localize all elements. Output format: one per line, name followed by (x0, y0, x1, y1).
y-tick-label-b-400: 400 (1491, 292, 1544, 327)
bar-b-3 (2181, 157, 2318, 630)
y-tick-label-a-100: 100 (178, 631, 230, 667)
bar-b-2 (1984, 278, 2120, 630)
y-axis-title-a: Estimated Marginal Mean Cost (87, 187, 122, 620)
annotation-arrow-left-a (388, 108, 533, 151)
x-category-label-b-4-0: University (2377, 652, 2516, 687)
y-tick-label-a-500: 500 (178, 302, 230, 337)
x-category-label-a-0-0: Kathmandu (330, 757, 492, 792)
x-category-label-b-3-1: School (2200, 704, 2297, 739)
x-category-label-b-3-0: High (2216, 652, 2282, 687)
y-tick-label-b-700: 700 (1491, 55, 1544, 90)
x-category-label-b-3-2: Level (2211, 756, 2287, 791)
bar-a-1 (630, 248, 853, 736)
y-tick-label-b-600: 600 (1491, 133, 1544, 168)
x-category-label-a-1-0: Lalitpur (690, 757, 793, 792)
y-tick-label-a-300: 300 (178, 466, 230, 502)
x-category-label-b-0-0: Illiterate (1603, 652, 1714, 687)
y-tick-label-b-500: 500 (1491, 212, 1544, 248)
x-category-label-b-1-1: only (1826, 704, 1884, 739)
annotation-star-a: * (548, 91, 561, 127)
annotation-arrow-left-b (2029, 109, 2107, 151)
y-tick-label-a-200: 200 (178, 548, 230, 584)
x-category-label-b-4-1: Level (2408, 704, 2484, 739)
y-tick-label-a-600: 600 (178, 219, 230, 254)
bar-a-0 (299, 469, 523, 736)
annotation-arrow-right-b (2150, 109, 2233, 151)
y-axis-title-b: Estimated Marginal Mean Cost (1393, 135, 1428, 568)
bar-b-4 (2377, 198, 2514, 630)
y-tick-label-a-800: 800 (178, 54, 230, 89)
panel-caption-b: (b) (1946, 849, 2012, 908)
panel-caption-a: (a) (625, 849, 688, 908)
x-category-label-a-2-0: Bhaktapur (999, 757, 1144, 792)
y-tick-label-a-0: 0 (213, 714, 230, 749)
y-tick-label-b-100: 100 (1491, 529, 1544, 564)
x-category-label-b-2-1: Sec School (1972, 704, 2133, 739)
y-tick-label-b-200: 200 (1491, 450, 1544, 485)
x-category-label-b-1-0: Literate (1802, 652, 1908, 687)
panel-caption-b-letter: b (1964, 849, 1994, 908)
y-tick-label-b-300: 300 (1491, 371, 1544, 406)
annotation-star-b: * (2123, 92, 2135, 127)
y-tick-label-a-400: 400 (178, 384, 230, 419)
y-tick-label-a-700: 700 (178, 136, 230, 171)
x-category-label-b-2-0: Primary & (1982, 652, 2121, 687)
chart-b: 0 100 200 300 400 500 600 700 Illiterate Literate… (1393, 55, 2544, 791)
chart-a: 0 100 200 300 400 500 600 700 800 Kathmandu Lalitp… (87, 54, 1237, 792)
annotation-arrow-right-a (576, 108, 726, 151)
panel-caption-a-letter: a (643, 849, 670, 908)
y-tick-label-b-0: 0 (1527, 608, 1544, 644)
==============================
◆ Your goal:
Can you convert the entries above into a numbered list, leaving out any blank lines?

◆ Exercise result:
1. localize all elements. Output format: one per line, name followed by (x0, y0, x1, y1).
2. y-tick-label-b-400: 400 (1491, 292, 1544, 327)
3. bar-b-3 (2181, 157, 2318, 630)
4. y-tick-label-a-100: 100 (178, 631, 230, 667)
5. bar-b-2 (1984, 278, 2120, 630)
6. y-axis-title-a: Estimated Marginal Mean Cost (87, 187, 122, 620)
7. annotation-arrow-left-a (388, 108, 533, 151)
8. x-category-label-b-4-0: University (2377, 652, 2516, 687)
9. y-tick-label-a-500: 500 (178, 302, 230, 337)
10. x-category-label-a-0-0: Kathmandu (330, 757, 492, 792)
11. x-category-label-b-3-1: School (2200, 704, 2297, 739)
12. x-category-label-b-3-0: High (2216, 652, 2282, 687)
13. y-tick-label-b-700: 700 (1491, 55, 1544, 90)
14. x-category-label-b-3-2: Level (2211, 756, 2287, 791)
15. bar-a-1 (630, 248, 853, 736)
16. y-tick-label-b-600: 600 (1491, 133, 1544, 168)
17. x-category-label-a-1-0: Lalitpur (690, 757, 793, 792)
18. y-tick-label-a-300: 300 (178, 466, 230, 502)
19. x-category-label-b-0-0: Illiterate (1603, 652, 1714, 687)
20. y-tick-label-b-500: 500 (1491, 212, 1544, 248)
21. x-category-label-b-1-1: only (1826, 704, 1884, 739)
22. annotation-star-a: * (548, 91, 561, 127)
23. annotation-arrow-left-b (2029, 109, 2107, 151)
24. y-tick-label-a-200: 200 (178, 548, 230, 584)
25. x-category-label-b-4-1: Level (2408, 704, 2484, 739)
26. y-tick-label-a-600: 600 (178, 219, 230, 254)
27. bar-a-0 (299, 469, 523, 736)
28. annotation-arrow-right-b (2150, 109, 2233, 151)
29. y-axis-title-b: Estimated Marginal Mean Cost (1393, 135, 1428, 568)
30. bar-b-4 (2377, 198, 2514, 630)
31. y-tick-label-a-800: 800 (178, 54, 230, 89)
32. panel-caption-b: (b) (1946, 849, 2012, 908)
33. panel-caption-a: (a) (625, 849, 688, 908)
34. x-category-label-a-2-0: Bhaktapur (999, 757, 1144, 792)
35. y-tick-label-a-0: 0 (213, 714, 230, 749)
36. y-tick-label-b-100: 100 (1491, 529, 1544, 564)
37. x-category-label-b-2-1: Sec School (1972, 704, 2133, 739)
38. y-tick-label-b-200: 200 (1491, 450, 1544, 485)
39. x-category-label-b-1-0: Literate (1802, 652, 1908, 687)
40. panel-caption-b-letter: b (1964, 849, 1994, 908)
41. y-tick-label-b-300: 300 (1491, 371, 1544, 406)
42. annotation-star-b: * (2123, 92, 2135, 127)
43. y-tick-label-a-400: 400 (178, 384, 230, 419)
44. y-tick-label-a-700: 700 (178, 136, 230, 171)
45. x-category-label-b-2-0: Primary & (1982, 652, 2121, 687)
46. chart-b: 0 100 200 300 400 500 600 700 Illiterate Literate… (1393, 55, 2544, 791)
47. chart-a: 0 100 200 300 400 500 600 700 800 Kathmandu Lalitp… (87, 54, 1237, 792)
48. annotation-arrow-right-a (576, 108, 726, 151)
49. panel-caption-a-letter: a (643, 849, 670, 908)
50. y-tick-label-b-0: 0 (1527, 608, 1544, 644)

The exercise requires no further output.